═══ DATA EXCERPTS ═══
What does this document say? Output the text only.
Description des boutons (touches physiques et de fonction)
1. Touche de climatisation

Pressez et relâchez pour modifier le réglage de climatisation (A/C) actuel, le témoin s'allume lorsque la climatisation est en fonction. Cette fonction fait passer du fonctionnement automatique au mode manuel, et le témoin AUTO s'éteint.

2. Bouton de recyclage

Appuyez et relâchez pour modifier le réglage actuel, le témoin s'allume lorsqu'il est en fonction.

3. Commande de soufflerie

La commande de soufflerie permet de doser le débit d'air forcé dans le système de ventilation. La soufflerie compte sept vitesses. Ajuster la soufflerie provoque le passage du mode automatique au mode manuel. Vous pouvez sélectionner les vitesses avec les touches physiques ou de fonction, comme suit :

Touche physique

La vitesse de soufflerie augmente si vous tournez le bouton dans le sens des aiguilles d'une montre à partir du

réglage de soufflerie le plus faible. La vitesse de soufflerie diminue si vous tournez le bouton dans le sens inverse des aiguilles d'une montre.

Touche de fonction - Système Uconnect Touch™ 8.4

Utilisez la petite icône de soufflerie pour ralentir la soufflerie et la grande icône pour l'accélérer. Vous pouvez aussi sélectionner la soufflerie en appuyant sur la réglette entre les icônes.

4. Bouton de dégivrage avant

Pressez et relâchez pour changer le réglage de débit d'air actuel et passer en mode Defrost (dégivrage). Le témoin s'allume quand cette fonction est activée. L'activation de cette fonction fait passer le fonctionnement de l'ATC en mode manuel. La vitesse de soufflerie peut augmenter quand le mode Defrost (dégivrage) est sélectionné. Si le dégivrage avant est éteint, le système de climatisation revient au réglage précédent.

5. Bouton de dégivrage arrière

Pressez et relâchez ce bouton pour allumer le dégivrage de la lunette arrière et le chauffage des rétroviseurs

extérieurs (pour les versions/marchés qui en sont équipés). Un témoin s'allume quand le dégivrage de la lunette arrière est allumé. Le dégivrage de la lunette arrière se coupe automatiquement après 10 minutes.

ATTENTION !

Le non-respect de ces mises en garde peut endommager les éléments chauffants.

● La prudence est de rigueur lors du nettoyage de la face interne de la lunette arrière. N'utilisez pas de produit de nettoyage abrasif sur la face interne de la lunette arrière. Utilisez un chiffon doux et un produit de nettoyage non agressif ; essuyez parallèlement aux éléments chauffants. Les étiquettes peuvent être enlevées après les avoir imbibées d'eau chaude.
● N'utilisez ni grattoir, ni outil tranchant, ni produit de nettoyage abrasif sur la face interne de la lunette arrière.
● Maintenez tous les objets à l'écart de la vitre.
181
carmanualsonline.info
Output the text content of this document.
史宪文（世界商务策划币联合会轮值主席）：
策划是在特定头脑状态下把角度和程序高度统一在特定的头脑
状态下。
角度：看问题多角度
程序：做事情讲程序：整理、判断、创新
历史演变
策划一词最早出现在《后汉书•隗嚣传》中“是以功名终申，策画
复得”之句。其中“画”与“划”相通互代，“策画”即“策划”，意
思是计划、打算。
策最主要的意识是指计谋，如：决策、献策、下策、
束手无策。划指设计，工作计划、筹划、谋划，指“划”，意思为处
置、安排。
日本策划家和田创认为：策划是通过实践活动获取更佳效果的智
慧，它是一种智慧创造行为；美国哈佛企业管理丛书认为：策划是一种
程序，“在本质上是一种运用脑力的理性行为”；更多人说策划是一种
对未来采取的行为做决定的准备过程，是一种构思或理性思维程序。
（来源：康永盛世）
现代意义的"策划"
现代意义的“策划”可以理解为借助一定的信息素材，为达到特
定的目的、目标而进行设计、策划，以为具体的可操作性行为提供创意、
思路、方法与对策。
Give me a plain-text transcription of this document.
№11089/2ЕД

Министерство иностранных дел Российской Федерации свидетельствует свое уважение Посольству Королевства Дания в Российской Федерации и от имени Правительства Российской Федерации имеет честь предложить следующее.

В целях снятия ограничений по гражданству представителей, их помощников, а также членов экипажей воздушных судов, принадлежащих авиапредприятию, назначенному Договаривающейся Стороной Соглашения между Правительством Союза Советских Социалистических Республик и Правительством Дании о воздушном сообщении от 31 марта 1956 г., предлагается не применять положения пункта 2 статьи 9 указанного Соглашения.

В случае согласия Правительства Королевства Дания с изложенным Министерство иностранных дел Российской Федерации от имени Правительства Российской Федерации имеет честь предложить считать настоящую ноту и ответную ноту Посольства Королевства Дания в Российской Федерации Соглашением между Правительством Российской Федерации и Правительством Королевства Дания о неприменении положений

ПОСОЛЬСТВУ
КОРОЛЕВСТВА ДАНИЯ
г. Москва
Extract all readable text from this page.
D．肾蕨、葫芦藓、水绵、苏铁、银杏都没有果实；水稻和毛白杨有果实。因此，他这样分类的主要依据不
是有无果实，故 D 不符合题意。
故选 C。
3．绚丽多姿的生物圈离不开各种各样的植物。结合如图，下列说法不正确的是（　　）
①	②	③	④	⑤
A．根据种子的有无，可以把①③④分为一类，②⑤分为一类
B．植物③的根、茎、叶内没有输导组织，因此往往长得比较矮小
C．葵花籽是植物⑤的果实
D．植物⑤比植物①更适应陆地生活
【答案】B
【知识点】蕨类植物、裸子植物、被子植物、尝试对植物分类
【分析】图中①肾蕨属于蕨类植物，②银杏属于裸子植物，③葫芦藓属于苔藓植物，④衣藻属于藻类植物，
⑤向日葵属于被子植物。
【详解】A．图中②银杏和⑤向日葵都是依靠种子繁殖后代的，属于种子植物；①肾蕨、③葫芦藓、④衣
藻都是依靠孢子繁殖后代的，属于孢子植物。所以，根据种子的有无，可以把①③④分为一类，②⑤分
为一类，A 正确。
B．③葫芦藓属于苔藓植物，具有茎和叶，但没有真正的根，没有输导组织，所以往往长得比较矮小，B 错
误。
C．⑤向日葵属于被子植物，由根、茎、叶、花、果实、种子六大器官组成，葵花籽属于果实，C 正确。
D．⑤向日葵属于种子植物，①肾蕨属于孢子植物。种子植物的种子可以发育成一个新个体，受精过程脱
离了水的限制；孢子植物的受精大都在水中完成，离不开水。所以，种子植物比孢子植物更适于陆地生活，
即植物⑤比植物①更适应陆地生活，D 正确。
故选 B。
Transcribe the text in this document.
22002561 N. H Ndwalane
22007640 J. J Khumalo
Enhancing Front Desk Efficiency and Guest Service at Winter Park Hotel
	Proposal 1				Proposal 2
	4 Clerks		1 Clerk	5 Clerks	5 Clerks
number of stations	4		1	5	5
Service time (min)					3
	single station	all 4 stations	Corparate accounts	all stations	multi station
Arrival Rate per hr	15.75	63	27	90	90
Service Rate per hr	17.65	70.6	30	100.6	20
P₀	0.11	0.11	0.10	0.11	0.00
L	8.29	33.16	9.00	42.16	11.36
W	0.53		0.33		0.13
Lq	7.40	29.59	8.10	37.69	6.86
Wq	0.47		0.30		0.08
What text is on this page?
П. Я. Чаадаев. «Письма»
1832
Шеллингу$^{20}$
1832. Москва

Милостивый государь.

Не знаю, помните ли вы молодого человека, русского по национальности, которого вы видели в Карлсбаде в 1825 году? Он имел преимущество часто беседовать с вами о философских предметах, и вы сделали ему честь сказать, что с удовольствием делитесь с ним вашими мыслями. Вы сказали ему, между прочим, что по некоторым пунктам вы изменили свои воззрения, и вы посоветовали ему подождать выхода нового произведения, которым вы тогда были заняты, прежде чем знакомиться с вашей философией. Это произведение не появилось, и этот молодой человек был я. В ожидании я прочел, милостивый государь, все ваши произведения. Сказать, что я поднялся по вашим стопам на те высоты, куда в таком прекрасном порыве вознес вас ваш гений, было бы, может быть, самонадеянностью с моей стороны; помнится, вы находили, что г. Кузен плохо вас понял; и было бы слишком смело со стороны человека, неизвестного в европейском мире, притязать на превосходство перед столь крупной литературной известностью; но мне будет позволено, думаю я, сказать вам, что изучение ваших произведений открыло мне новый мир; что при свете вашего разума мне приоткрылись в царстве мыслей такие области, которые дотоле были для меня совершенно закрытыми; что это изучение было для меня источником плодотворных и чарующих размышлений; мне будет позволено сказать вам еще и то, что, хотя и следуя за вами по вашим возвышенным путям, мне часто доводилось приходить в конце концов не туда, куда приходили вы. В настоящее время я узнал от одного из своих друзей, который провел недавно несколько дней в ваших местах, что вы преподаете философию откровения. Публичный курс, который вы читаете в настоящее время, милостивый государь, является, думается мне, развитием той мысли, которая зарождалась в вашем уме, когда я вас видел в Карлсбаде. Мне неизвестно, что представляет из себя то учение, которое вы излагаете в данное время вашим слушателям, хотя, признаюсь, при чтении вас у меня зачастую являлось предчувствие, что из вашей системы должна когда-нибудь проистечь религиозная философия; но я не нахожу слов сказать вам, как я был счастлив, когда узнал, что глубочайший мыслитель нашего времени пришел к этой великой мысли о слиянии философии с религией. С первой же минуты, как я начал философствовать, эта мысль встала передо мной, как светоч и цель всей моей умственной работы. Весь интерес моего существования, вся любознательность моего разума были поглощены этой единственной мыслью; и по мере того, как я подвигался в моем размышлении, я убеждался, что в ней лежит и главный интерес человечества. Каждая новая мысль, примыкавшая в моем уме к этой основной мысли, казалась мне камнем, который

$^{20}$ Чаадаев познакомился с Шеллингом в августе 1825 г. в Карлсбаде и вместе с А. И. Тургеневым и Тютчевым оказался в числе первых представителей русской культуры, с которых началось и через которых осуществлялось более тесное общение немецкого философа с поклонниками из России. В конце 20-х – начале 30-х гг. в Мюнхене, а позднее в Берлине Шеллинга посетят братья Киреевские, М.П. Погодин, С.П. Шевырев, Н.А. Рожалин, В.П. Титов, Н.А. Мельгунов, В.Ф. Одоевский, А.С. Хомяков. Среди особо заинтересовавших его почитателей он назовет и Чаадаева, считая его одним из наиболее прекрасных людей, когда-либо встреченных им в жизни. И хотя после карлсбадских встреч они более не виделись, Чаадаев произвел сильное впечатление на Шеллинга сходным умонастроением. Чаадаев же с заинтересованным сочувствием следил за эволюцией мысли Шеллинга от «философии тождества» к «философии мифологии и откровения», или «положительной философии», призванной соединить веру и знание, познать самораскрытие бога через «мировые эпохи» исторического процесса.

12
═══
> [GIVEN PROBLEM]: Gather all lines of the records that include the word "可以把①③④分为一类".

> [OUTPUT BELOW]:
A．根据种子的有无，可以把①③④分为一类，②⑤分为一类
藻都是依靠孢子繁殖后代的，属于孢子植物。所以，根据种子的有无，可以把①③④分为一类，②⑤分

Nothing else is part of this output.